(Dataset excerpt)

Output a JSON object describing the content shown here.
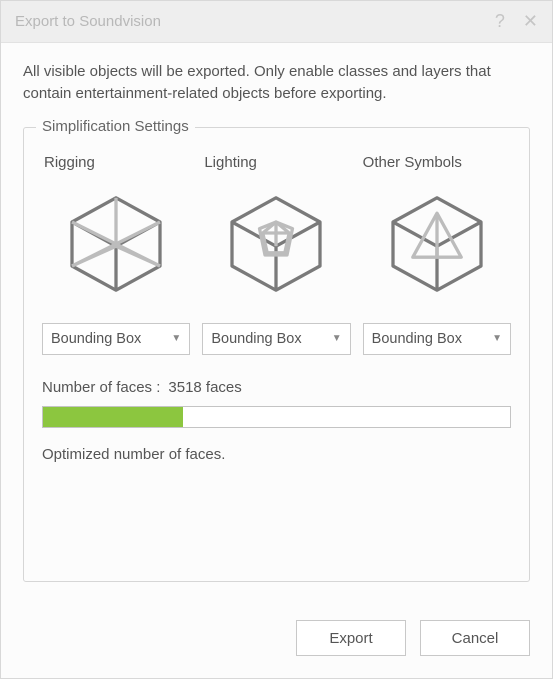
{
  "titlebar": {
    "title": "Export to Soundvision"
  },
  "intro": "All visible objects will be exported. Only enable  classes and layers that contain entertainment-related objects before exporting.",
  "fieldset": {
    "legend": "Simplification Settings",
    "columns": [
      {
        "header": "Rigging",
        "dropdown": "Bounding Box"
      },
      {
        "header": "Lighting",
        "dropdown": "Bounding Box"
      },
      {
        "header": "Other Symbols",
        "dropdown": "Bounding Box"
      }
    ],
    "faces": {
      "label": "Number of faces :",
      "value": "3518 faces"
    },
    "progress_percent": 30,
    "status": "Optimized number of faces."
  },
  "footer": {
    "export": "Export",
    "cancel": "Cancel"
  }
}
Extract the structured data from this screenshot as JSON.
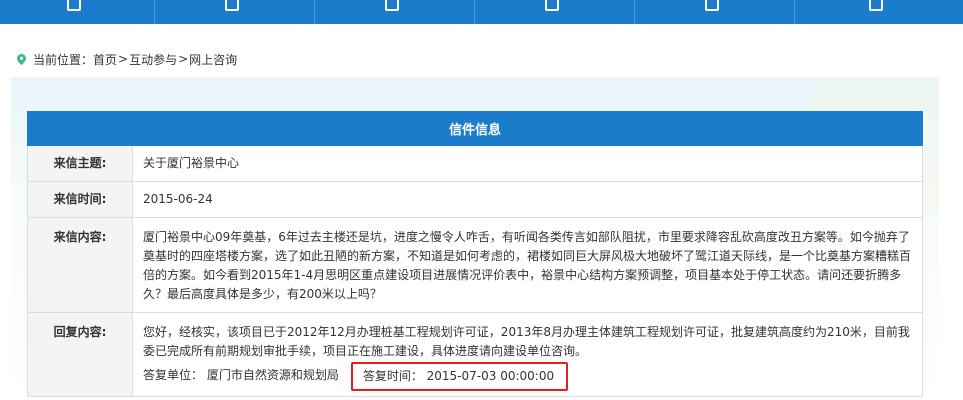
{
  "nav": {
    "items": [
      {
        "label": "",
        "icon": "home-icon"
      },
      {
        "label": "",
        "icon": "chart-icon"
      },
      {
        "label": "",
        "icon": "hand-icon"
      },
      {
        "label": "",
        "icon": "chat-icon"
      },
      {
        "label": "",
        "icon": "document-icon"
      },
      {
        "label": "",
        "icon": "gear-icon"
      }
    ]
  },
  "breadcrumb": {
    "prefix": "当前位置：",
    "items": [
      "首页",
      "互动参与",
      "网上咨询"
    ],
    "separator": ">"
  },
  "letter": {
    "heading": "信件信息",
    "subject_label": "来信主题:",
    "subject_value": "关于厦门裕景中心",
    "date_label": "来信时间:",
    "date_value": "2015-06-24",
    "content_label": "来信内容:",
    "content_value": "厦门裕景中心09年奠基，6年过去主楼还是坑，进度之慢令人咋舌，有听闻各类传言如部队阻扰，市里要求降容乱砍高度改丑方案等。如今抛弃了奠基时的四座塔楼方案，选了如此丑陋的新方案，不知道是如何考虑的，裙楼如同巨大屏风极大地破坏了鹭江道天际线，是一个比奠基方案糟糕百倍的方案。如今看到2015年1-4月思明区重点建设项目进展情况评价表中，裕景中心结构方案预调整，项目基本处于停工状态。请问还要折腾多久？最后高度具体是多少，有200米以上吗？",
    "reply_label": "回复内容:",
    "reply_value": "您好，经核实，该项目已于2012年12月办理桩基工程规划许可证，2013年8月办理主体建筑工程规划许可证，批复建筑高度约为210米，目前我委已完成所有前期规划审批手续，项目正在施工建设，具体进度请向建设单位咨询。",
    "reply_unit": "答复单位：  厦门市自然资源和规划局",
    "reply_time": "答复时间：  2015-07-03 00:00:00"
  },
  "colors": {
    "nav_blue": "#1a7ccb",
    "highlight_red": "#e0201b",
    "pin_green": "#3dbb8a"
  }
}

(Short task) Repeat each entry above word for word, leaving every picture out.

(Response to the exercise)
Output a JSON object describing the content shown here.
{
  "titlebar": {
    "title": "Export to Soundvision"
  },
  "intro": "All visible objects will be exported. Only enable  classes and layers that contain entertainment-related objects before exporting.",
  "fieldset": {
    "legend": "Simplification Settings",
    "columns": [
      {
        "header": "Rigging",
        "dropdown": "Bounding Box"
      },
      {
        "header": "Lighting",
        "dropdown": "Bounding Box"
      },
      {
        "header": "Other Symbols",
        "dropdown": "Bounding Box"
      }
    ],
    "faces": {
      "label": "Number of faces :",
      "value": "3518 faces"
    },
    "progress_percent": 30,
    "status": "Optimized number of faces."
  },
  "footer": {
    "export": "Export",
    "cancel": "Cancel"
  }
}
Extract the structured data from this screenshot as JSON.
{
  "nav": {
    "items": [
      {
        "label": "",
        "icon": "home-icon"
      },
      {
        "label": "",
        "icon": "chart-icon"
      },
      {
        "label": "",
        "icon": "hand-icon"
      },
      {
        "label": "",
        "icon": "chat-icon"
      },
      {
        "label": "",
        "icon": "document-icon"
      },
      {
        "label": "",
        "icon": "gear-icon"
      }
    ]
  },
  "breadcrumb": {
    "prefix": "当前位置：",
    "items": [
      "首页",
      "互动参与",
      "网上咨询"
    ],
    "separator": ">"
  },
  "letter": {
    "heading": "信件信息",
    "subject_label": "来信主题:",
    "subject_value": "关于厦门裕景中心",
    "date_label": "来信时间:",
    "date_value": "2015-06-24",
    "content_label": "来信内容:",
    "content_value": "厦门裕景中心09年奠基，6年过去主楼还是坑，进度之慢令人咋舌，有听闻各类传言如部队阻扰，市里要求降容乱砍高度改丑方案等。如今抛弃了奠基时的四座塔楼方案，选了如此丑陋的新方案，不知道是如何考虑的，裙楼如同巨大屏风极大地破坏了鹭江道天际线，是一个比奠基方案糟糕百倍的方案。如今看到2015年1-4月思明区重点建设项目进展情况评价表中，裕景中心结构方案预调整，项目基本处于停工状态。请问还要折腾多久？最后高度具体是多少，有200米以上吗？",
    "reply_label": "回复内容:",
    "reply_value": "您好，经核实，该项目已于2012年12月办理桩基工程规划许可证，2013年8月办理主体建筑工程规划许可证，批复建筑高度约为210米，目前我委已完成所有前期规划审批手续，项目正在施工建设，具体进度请向建设单位咨询。",
    "reply_unit": "答复单位：  厦门市自然资源和规划局",
    "reply_time": "答复时间：  2015-07-03 00:00:00"
  },
  "colors": {
    "nav_blue": "#1a7ccb",
    "highlight_red": "#e0201b",
    "pin_green": "#3dbb8a"
  }
}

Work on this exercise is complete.